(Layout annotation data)
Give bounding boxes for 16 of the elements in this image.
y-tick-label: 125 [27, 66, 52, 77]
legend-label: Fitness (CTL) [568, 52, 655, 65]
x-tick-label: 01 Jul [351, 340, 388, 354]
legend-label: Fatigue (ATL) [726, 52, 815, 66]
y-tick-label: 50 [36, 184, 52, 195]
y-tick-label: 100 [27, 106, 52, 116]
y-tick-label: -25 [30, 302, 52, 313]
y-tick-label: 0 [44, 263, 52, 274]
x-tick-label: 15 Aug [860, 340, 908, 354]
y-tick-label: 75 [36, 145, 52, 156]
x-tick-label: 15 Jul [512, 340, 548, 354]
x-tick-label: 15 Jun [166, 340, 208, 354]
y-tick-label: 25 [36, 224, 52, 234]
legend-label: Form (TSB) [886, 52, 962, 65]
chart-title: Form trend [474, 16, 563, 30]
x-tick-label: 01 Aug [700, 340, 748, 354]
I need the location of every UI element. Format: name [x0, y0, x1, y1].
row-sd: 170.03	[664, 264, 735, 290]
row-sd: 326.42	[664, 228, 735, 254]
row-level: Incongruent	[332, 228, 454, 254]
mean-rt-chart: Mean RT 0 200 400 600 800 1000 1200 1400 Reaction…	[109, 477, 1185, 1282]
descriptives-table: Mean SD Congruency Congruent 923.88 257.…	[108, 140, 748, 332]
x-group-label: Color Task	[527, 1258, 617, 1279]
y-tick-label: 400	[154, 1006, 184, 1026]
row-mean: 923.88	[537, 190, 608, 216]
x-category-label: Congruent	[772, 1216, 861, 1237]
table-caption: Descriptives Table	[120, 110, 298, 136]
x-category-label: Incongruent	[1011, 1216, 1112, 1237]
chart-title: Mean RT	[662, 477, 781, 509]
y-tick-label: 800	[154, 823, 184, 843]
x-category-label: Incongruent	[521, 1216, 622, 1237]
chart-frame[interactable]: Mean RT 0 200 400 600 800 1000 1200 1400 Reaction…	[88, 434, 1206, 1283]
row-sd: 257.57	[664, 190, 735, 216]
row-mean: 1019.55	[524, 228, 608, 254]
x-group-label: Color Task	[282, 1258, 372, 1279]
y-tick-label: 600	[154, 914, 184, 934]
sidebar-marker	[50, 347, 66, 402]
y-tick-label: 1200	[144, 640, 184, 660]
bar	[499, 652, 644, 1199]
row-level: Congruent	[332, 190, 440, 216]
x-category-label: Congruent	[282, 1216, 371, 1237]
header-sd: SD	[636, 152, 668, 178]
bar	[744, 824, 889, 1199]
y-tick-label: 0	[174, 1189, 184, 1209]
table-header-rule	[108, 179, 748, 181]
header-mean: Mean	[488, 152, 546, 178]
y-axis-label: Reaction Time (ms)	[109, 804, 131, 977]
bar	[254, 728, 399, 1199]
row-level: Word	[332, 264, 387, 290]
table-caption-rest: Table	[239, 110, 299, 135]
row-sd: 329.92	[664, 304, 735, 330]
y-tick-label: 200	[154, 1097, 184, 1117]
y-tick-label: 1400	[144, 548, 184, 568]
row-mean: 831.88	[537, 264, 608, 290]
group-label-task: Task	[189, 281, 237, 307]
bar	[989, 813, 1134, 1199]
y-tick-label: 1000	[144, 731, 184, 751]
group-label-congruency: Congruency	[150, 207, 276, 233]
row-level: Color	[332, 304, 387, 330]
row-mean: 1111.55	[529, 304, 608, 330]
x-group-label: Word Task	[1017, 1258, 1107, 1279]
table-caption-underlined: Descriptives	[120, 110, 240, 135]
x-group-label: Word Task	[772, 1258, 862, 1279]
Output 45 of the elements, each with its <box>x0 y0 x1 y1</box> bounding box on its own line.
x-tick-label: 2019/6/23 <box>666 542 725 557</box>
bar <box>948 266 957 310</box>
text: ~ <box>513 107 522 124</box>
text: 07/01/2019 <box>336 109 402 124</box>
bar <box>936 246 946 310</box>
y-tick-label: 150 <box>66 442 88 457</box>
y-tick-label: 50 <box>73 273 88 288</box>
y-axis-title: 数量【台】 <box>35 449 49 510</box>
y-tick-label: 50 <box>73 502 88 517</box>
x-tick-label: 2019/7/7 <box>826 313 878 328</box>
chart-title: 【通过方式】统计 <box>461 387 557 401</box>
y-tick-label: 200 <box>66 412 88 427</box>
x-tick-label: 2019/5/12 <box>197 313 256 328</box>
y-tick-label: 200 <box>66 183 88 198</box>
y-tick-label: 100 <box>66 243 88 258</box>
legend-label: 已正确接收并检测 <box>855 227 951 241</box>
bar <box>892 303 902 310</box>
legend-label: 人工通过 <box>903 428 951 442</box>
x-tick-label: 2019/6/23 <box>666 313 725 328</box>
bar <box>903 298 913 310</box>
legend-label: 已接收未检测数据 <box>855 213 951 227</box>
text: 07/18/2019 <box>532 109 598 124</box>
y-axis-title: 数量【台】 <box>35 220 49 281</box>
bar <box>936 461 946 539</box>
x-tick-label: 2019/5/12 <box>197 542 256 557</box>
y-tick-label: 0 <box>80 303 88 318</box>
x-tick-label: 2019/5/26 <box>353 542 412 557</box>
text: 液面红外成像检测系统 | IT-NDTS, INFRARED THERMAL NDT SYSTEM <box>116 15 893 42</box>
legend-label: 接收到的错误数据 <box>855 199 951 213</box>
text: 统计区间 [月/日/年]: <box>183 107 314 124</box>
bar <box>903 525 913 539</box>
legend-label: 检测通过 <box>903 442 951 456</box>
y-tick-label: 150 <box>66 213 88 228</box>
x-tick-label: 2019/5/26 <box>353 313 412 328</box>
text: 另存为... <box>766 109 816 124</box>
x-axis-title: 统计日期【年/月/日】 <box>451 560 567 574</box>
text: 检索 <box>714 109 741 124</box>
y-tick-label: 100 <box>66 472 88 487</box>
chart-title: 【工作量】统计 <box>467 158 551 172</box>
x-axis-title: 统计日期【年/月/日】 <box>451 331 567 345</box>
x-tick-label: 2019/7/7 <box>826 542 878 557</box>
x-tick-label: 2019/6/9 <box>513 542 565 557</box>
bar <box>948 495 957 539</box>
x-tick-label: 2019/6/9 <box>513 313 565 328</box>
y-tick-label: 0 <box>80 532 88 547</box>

* REQUIREMENT
Rewrite the records above with every "legend-label" swapped for "legend-entry" and nothing else altered.

* TASK RESPONSE
Give bounding boxes for 16 of the elements in this image.
y-tick-label: 125 [27, 66, 52, 77]
legend-entry: Fitness (CTL) [568, 52, 655, 65]
x-tick-label: 01 Jul [351, 340, 388, 354]
legend-entry: Fatigue (ATL) [726, 52, 815, 66]
y-tick-label: 50 [36, 184, 52, 195]
y-tick-label: 100 [27, 106, 52, 116]
y-tick-label: -25 [30, 302, 52, 313]
y-tick-label: 0 [44, 263, 52, 274]
x-tick-label: 15 Aug [860, 340, 908, 354]
y-tick-label: 75 [36, 145, 52, 156]
x-tick-label: 15 Jul [512, 340, 548, 354]
x-tick-label: 15 Jun [166, 340, 208, 354]
y-tick-label: 25 [36, 224, 52, 234]
legend-entry: Form (TSB) [886, 52, 962, 65]
chart-title: Form trend [474, 16, 563, 30]
x-tick-label: 01 Aug [700, 340, 748, 354]
I need the location of every UI element. Format: name [x0, y0, x1, y1].
row-sd: 170.03	[664, 264, 735, 290]
row-sd: 326.42	[664, 228, 735, 254]
row-level: Incongruent	[332, 228, 454, 254]
mean-rt-chart: Mean RT 0 200 400 600 800 1000 1200 1400 Reaction…	[109, 477, 1185, 1282]
descriptives-table: Mean SD Congruency Congruent 923.88 257.…	[108, 140, 748, 332]
x-group-label: Color Task	[527, 1258, 617, 1279]
y-tick-label: 400	[154, 1006, 184, 1026]
row-mean: 923.88	[537, 190, 608, 216]
x-category-label: Congruent	[772, 1216, 861, 1237]
table-caption: Descriptives Table	[120, 110, 298, 136]
x-category-label: Incongruent	[1011, 1216, 1112, 1237]
chart-title: Mean RT	[662, 477, 781, 509]
y-tick-label: 800	[154, 823, 184, 843]
x-category-label: Incongruent	[521, 1216, 622, 1237]
chart-frame[interactable]: Mean RT 0 200 400 600 800 1000 1200 1400 Reaction…	[88, 434, 1206, 1283]
row-sd: 257.57	[664, 190, 735, 216]
row-mean: 1019.55	[524, 228, 608, 254]
x-group-label: Color Task	[282, 1258, 372, 1279]
y-tick-label: 600	[154, 914, 184, 934]
sidebar-marker	[50, 347, 66, 402]
y-tick-label: 1200	[144, 640, 184, 660]
bar	[499, 652, 644, 1199]
row-level: Congruent	[332, 190, 440, 216]
x-category-label: Congruent	[282, 1216, 371, 1237]
header-sd: SD	[636, 152, 668, 178]
bar	[744, 824, 889, 1199]
y-tick-label: 0	[174, 1189, 184, 1209]
table-header-rule	[108, 179, 748, 181]
header-mean: Mean	[488, 152, 546, 178]
y-axis-label: Reaction Time (ms)	[109, 804, 131, 977]
bar	[254, 728, 399, 1199]
row-level: Word	[332, 264, 387, 290]
table-caption-rest: Table	[239, 110, 299, 135]
row-sd: 329.92	[664, 304, 735, 330]
y-tick-label: 200	[154, 1097, 184, 1117]
y-tick-label: 1400	[144, 548, 184, 568]
row-mean: 831.88	[537, 264, 608, 290]
group-label-task: Task	[189, 281, 237, 307]
bar	[989, 813, 1134, 1199]
y-tick-label: 1000	[144, 731, 184, 751]
group-label-congruency: Congruency	[150, 207, 276, 233]
row-level: Color	[332, 304, 387, 330]
row-mean: 1111.55	[529, 304, 608, 330]
x-group-label: Word Task	[1017, 1258, 1107, 1279]
table-caption-underlined: Descriptives	[120, 110, 240, 135]
x-group-label: Word Task	[772, 1258, 862, 1279]
Output 45 of the elements, each with its <box>x0 y0 x1 y1</box> bounding box on its own line.
x-tick-label: 2019/6/23 <box>666 542 725 557</box>
bar <box>948 266 957 310</box>
text: ~ <box>513 107 522 124</box>
text: 07/01/2019 <box>336 109 402 124</box>
bar <box>936 246 946 310</box>
y-tick-label: 150 <box>66 442 88 457</box>
y-tick-label: 50 <box>73 273 88 288</box>
y-axis-title: 数量【台】 <box>35 449 49 510</box>
y-tick-label: 50 <box>73 502 88 517</box>
x-tick-label: 2019/7/7 <box>826 313 878 328</box>
chart-title: 【通过方式】统计 <box>461 387 557 401</box>
y-tick-label: 200 <box>66 412 88 427</box>
x-tick-label: 2019/5/12 <box>197 313 256 328</box>
y-tick-label: 200 <box>66 183 88 198</box>
y-tick-label: 100 <box>66 243 88 258</box>
legend-entry: 已正确接收并检测 <box>855 227 951 241</box>
bar <box>892 303 902 310</box>
legend-entry: 人工通过 <box>903 428 951 442</box>
x-tick-label: 2019/6/23 <box>666 313 725 328</box>
bar <box>903 298 913 310</box>
legend-entry: 已接收未检测数据 <box>855 213 951 227</box>
text: 07/18/2019 <box>532 109 598 124</box>
y-axis-title: 数量【台】 <box>35 220 49 281</box>
bar <box>936 461 946 539</box>
x-tick-label: 2019/5/12 <box>197 542 256 557</box>
y-tick-label: 0 <box>80 303 88 318</box>
x-tick-label: 2019/5/26 <box>353 542 412 557</box>
text: 液面红外成像检测系统 | IT-NDTS, INFRARED THERMAL NDT SYSTEM <box>116 15 893 42</box>
legend-entry: 接收到的错误数据 <box>855 199 951 213</box>
text: 统计区间 [月/日/年]: <box>183 107 314 124</box>
bar <box>903 525 913 539</box>
legend-entry: 检测通过 <box>903 442 951 456</box>
y-tick-label: 150 <box>66 213 88 228</box>
x-tick-label: 2019/5/26 <box>353 313 412 328</box>
text: 另存为... <box>766 109 816 124</box>
x-axis-title: 统计日期【年/月/日】 <box>451 560 567 574</box>
text: 检索 <box>714 109 741 124</box>
y-tick-label: 100 <box>66 472 88 487</box>
chart-title: 【工作量】统计 <box>467 158 551 172</box>
x-axis-title: 统计日期【年/月/日】 <box>451 331 567 345</box>
x-tick-label: 2019/7/7 <box>826 542 878 557</box>
x-tick-label: 2019/6/9 <box>513 542 565 557</box>
bar <box>948 495 957 539</box>
x-tick-label: 2019/6/9 <box>513 313 565 328</box>
y-tick-label: 0 <box>80 532 88 547</box>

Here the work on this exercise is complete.